» Given exercise:
Output all records precisely as written.
-- Start of Entries shown --
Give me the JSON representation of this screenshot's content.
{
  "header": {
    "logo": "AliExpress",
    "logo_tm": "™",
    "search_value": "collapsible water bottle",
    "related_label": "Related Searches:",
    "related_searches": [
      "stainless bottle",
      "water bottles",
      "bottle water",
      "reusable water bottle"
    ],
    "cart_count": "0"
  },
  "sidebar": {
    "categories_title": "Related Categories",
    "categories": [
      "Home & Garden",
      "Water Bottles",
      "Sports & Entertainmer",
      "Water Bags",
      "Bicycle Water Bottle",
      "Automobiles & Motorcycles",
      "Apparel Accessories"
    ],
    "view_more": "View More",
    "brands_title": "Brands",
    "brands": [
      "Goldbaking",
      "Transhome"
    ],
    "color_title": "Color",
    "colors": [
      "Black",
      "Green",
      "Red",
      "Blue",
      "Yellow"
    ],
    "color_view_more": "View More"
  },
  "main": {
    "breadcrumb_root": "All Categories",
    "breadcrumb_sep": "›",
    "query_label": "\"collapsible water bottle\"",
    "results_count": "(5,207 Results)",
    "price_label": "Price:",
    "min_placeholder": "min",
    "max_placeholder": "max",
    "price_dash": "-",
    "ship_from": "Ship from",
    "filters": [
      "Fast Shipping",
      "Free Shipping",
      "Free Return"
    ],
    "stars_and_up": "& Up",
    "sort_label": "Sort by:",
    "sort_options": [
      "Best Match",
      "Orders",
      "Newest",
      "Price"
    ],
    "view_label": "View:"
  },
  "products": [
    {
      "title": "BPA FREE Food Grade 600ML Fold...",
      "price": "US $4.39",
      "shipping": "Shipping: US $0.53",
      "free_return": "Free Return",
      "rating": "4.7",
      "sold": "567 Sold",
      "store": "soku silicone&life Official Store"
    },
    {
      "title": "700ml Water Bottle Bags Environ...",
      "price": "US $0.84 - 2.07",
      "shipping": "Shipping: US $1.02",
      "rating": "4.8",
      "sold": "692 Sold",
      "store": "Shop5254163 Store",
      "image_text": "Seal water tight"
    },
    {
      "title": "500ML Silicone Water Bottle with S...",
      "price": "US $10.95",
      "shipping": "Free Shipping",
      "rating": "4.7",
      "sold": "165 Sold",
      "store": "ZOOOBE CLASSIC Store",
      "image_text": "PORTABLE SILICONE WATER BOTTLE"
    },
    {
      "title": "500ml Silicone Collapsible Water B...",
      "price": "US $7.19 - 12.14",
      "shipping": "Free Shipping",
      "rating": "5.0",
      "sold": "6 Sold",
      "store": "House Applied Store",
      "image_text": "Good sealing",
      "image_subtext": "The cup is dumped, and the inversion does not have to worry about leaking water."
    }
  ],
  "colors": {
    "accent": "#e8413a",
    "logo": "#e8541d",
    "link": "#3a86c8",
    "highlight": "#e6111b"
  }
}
-- End of Entries shown --
» Written answer:
Give me the JSON representation of this screenshot's content.
{
  "header": {
    "logo": "AliExpress",
    "logo_tm": "™",
    "search_value": "collapsible water bottle",
    "related_label": "Related Searches:",
    "related_searches": [
      "stainless bottle",
      "water bottles",
      "bottle water",
      "reusable water bottle"
    ],
    "cart_count": "0"
  },
  "sidebar": {
    "categories_title": "Related Categories",
    "categories": [
      "Home & Garden",
      "Water Bottles",
      "Sports & Entertainmer",
      "Water Bags",
      "Bicycle Water Bottle",
      "Automobiles & Motorcycles",
      "Apparel Accessories"
    ],
    "view_more": "View More",
    "brands_title": "Brands",
    "brands": [
      "Goldbaking",
      "Transhome"
    ],
    "color_title": "Color",
    "colors": [
      "Black",
      "Green",
      "Red",
      "Blue",
      "Yellow"
    ],
    "color_view_more": "View More"
  },
  "main": {
    "breadcrumb_root": "All Categories",
    "breadcrumb_sep": "›",
    "query_label": "\"collapsible water bottle\"",
    "results_count": "(5,207 Results)",
    "price_label": "Price:",
    "min_placeholder": "min",
    "max_placeholder": "max",
    "price_dash": "-",
    "ship_from": "Ship from",
    "filters": [
      "Fast Shipping",
      "Free Shipping",
      "Free Return"
    ],
    "stars_and_up": "& Up",
    "sort_label": "Sort by:",
    "sort_options": [
      "Best Match",
      "Orders",
      "Newest",
      "Price"
    ],
    "view_label": "View:"
  },
  "products": [
    {
      "title": "BPA FREE Food Grade 600ML Fold...",
      "price": "US $4.39",
      "shipping": "Shipping: US $0.53",
      "free_return": "Free Return",
      "rating": "4.7",
      "sold": "567 Sold",
      "store": "soku silicone&life Official Store"
    },
    {
      "title": "700ml Water Bottle Bags Environ...",
      "price": "US $0.84 - 2.07",
      "shipping": "Shipping: US $1.02",
      "rating": "4.8",
      "sold": "692 Sold",
      "store": "Shop5254163 Store",
      "image_text": "Seal water tight"
    },
    {
      "title": "500ML Silicone Water Bottle with S...",
      "price": "US $10.95",
      "shipping": "Free Shipping",
      "rating": "4.7",
      "sold": "165 Sold",
      "store": "ZOOOBE CLASSIC Store",
      "image_text": "PORTABLE SILICONE WATER BOTTLE"
    },
    {
      "title": "500ml Silicone Collapsible Water B...",
      "price": "US $7.19 - 12.14",
      "shipping": "Free Shipping",
      "rating": "5.0",
      "sold": "6 Sold",
      "store": "House Applied Store",
      "image_text": "Good sealing",
      "image_subtext": "The cup is dumped, and the inversion does not have to worry about leaking water."
    }
  ],
  "colors": {
    "accent": "#e8413a",
    "logo": "#e8541d",
    "link": "#3a86c8",
    "highlight": "#e6111b"
  }
}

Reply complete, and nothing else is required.